● Extracted entries:
++++++++

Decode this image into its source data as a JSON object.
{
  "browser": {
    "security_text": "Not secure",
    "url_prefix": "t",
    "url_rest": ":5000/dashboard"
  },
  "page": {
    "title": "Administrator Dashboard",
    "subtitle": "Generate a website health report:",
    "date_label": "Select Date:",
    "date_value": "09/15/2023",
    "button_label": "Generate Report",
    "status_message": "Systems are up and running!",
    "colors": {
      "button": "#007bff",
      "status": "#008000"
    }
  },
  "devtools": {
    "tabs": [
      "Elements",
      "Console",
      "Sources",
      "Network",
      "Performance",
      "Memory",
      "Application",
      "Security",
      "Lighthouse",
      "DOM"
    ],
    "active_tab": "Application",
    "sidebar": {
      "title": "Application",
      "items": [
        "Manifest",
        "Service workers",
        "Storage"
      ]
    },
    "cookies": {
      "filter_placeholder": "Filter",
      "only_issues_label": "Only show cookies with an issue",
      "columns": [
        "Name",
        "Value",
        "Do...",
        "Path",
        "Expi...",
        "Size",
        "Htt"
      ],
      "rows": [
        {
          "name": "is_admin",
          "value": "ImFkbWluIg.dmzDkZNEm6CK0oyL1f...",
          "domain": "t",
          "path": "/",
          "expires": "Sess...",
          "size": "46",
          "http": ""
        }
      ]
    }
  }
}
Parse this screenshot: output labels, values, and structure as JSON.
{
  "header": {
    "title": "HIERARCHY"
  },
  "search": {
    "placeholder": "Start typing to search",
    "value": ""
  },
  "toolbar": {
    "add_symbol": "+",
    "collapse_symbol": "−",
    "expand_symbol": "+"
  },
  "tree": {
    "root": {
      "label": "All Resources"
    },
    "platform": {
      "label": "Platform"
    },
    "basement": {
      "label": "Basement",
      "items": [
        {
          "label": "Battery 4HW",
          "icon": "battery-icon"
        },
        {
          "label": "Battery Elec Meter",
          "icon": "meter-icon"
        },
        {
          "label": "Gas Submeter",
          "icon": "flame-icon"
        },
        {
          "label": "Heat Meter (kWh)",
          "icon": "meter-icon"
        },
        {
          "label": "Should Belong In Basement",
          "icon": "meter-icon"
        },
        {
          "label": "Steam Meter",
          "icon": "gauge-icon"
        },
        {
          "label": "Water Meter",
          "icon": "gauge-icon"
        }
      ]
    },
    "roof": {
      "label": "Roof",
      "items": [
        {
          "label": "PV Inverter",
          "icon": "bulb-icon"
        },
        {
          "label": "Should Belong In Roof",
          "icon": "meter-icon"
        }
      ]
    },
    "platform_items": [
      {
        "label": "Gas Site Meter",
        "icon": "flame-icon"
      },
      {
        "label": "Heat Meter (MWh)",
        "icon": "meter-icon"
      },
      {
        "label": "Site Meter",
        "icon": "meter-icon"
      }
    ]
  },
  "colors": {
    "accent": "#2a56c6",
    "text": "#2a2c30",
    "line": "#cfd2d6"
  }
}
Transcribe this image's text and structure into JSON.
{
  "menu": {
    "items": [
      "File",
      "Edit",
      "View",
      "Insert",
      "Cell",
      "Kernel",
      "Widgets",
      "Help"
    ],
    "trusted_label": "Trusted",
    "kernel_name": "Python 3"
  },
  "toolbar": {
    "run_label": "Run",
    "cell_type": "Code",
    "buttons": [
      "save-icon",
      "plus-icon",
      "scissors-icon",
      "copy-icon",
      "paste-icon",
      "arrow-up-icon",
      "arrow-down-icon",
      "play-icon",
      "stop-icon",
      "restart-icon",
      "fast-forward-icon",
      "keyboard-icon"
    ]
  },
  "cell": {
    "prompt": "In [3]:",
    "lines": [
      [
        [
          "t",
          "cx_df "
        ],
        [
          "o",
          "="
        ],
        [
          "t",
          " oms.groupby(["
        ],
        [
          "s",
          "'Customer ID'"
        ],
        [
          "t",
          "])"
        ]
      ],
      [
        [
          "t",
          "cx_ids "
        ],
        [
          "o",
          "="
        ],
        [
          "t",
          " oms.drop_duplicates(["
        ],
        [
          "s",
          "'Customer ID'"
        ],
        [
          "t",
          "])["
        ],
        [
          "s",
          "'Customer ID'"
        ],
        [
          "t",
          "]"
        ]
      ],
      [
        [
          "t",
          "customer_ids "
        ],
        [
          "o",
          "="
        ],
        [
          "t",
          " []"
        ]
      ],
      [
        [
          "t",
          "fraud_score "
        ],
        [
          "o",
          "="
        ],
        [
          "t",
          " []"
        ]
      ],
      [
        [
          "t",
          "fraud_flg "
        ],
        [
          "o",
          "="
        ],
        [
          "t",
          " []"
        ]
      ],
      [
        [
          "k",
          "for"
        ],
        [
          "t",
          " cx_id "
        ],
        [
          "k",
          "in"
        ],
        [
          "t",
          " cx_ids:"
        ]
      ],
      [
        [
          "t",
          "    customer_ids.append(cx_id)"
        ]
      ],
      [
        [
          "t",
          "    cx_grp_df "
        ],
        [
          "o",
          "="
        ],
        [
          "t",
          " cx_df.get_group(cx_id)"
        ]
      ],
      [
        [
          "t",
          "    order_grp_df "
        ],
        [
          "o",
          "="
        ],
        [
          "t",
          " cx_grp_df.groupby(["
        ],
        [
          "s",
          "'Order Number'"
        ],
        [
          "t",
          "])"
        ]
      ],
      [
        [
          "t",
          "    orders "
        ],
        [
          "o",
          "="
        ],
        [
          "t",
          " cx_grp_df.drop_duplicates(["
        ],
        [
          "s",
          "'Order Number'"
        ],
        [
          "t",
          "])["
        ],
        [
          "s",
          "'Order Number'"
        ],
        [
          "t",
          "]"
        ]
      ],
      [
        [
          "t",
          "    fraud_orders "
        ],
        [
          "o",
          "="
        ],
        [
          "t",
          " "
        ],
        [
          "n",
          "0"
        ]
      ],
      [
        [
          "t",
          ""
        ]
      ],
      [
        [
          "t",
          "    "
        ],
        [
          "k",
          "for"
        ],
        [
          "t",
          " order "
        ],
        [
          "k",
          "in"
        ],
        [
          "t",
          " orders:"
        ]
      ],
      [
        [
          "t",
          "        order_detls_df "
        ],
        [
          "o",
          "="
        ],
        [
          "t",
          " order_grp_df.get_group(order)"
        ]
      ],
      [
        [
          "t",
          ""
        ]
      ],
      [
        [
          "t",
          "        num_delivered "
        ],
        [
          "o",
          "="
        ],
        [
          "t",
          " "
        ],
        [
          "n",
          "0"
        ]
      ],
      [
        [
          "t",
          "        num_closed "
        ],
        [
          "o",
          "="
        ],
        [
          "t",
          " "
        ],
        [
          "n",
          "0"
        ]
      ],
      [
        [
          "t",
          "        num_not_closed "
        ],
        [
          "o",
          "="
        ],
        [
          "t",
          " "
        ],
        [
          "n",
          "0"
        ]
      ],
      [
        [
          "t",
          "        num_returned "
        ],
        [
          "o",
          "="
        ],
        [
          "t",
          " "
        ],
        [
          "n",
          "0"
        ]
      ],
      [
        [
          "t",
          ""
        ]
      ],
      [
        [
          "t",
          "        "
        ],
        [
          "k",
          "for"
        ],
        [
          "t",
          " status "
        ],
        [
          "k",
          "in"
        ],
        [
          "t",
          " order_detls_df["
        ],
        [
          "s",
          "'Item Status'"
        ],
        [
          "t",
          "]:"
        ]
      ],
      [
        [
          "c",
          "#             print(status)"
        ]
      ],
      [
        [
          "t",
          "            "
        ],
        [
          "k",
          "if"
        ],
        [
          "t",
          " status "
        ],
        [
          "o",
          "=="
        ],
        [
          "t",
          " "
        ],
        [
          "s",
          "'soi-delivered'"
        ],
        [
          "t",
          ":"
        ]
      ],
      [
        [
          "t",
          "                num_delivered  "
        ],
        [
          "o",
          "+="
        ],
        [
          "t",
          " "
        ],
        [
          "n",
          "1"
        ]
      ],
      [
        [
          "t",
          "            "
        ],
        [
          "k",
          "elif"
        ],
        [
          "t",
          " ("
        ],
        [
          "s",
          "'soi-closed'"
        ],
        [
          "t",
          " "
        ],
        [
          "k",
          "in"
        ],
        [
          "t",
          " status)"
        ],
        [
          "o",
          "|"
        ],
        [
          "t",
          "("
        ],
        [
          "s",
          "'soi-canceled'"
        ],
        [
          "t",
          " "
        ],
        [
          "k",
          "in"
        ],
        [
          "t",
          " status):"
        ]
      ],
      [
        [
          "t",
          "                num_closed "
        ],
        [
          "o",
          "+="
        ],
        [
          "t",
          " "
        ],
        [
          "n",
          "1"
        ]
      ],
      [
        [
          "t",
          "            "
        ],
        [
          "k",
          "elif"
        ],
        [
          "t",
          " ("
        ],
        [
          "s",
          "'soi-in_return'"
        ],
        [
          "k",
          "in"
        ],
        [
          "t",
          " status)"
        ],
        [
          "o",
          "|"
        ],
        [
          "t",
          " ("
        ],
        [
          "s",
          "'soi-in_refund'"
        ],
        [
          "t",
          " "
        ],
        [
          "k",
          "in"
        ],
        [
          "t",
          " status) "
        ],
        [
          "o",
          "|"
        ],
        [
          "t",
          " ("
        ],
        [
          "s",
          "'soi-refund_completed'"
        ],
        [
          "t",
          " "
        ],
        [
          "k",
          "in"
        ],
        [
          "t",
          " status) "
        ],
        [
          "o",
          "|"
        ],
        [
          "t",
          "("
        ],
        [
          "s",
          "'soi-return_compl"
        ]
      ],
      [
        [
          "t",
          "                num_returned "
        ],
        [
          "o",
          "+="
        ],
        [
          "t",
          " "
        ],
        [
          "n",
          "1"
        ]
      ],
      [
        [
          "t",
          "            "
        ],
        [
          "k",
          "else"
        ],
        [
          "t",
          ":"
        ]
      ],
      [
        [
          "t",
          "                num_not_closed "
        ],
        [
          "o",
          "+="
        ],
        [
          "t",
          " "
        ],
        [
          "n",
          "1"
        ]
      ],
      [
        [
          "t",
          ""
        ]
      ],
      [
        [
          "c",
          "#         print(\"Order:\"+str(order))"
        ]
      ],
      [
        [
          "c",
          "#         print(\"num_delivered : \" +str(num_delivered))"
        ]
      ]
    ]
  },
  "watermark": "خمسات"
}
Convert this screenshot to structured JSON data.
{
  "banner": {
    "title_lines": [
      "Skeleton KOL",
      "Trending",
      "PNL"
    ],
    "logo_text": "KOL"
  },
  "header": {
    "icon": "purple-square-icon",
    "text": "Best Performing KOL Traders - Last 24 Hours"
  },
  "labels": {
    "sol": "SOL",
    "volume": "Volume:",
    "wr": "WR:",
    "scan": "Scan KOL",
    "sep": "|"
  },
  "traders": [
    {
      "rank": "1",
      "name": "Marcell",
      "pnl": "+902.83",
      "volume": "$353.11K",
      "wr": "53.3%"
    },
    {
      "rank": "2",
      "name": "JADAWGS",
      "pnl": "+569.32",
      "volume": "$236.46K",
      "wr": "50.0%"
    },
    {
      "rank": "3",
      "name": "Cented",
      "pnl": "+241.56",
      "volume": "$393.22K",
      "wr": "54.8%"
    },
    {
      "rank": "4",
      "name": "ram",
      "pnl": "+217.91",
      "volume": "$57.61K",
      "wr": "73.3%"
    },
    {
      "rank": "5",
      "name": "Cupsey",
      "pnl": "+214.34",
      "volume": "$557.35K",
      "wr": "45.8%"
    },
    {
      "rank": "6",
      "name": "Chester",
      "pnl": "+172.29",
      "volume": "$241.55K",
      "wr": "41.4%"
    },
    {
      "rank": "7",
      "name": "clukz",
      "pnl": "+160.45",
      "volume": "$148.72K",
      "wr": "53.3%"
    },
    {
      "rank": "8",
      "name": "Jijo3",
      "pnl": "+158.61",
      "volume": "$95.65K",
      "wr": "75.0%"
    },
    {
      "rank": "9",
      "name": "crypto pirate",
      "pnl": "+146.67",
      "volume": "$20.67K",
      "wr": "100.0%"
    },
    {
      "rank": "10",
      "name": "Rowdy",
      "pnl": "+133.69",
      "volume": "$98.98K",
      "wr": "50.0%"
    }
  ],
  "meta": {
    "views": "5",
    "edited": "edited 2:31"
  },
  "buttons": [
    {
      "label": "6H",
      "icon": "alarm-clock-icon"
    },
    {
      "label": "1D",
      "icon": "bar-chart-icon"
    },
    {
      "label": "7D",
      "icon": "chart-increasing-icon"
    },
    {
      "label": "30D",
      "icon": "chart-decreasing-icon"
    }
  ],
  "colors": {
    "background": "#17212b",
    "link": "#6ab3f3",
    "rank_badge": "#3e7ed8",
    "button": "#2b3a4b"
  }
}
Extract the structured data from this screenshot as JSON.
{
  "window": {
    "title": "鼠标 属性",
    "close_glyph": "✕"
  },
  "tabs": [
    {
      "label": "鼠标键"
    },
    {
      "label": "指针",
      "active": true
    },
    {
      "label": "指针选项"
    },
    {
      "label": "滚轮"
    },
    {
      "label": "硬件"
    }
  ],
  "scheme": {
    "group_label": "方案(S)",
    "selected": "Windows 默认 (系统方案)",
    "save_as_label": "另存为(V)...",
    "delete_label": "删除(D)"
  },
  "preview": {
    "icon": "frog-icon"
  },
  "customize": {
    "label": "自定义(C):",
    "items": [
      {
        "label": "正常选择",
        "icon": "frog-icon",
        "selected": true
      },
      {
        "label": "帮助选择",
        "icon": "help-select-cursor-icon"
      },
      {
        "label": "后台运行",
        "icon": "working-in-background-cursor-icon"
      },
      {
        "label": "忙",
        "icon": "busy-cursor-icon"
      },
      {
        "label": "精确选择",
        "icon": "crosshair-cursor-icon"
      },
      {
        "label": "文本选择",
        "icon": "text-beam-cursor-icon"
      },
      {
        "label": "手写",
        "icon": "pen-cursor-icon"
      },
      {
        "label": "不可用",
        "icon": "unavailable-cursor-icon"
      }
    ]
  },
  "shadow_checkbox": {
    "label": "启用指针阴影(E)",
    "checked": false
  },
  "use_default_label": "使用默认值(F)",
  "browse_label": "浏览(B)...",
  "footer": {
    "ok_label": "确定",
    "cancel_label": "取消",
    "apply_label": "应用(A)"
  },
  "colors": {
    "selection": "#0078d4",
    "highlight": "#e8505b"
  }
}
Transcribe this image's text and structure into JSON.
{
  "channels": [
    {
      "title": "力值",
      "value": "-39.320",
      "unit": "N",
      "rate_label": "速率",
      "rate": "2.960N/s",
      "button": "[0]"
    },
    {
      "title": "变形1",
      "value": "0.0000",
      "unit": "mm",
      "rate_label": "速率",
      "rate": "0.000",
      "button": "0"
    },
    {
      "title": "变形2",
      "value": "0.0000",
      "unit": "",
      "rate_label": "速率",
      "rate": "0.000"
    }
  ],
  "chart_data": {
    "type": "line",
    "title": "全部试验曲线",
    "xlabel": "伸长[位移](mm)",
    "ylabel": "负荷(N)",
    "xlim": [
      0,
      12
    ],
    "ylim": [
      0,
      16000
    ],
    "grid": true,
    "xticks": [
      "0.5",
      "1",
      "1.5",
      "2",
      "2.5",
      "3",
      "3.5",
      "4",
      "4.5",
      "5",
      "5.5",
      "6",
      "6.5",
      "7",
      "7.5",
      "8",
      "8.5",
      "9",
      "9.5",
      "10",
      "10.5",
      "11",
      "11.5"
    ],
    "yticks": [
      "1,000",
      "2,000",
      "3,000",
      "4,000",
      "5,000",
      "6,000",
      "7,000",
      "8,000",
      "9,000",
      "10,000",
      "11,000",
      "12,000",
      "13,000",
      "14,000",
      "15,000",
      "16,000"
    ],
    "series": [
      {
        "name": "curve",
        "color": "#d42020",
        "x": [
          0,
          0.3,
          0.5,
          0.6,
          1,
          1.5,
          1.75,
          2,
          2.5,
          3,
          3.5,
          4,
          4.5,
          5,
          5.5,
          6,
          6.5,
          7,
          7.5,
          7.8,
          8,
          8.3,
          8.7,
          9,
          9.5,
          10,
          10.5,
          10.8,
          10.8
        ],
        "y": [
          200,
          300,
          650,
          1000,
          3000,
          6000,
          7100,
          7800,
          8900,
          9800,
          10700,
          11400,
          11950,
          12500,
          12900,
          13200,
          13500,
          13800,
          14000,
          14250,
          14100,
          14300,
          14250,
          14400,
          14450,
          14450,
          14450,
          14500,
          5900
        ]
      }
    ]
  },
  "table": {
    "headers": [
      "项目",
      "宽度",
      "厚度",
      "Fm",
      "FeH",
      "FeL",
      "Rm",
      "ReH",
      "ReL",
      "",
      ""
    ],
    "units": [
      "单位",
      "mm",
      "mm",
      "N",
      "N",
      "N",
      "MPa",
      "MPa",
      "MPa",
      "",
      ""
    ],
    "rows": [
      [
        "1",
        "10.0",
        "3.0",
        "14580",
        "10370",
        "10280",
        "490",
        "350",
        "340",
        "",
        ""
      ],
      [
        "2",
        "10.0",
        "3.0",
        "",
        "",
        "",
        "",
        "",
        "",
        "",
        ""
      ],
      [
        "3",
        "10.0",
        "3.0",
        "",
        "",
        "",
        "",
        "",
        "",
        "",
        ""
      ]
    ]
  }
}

++++++++

● Your task:
Copy out all lines above that include the string "cookies".

● Completed task:
    "cookies": {
      "only_issues_label": "Only show cookies with an issue",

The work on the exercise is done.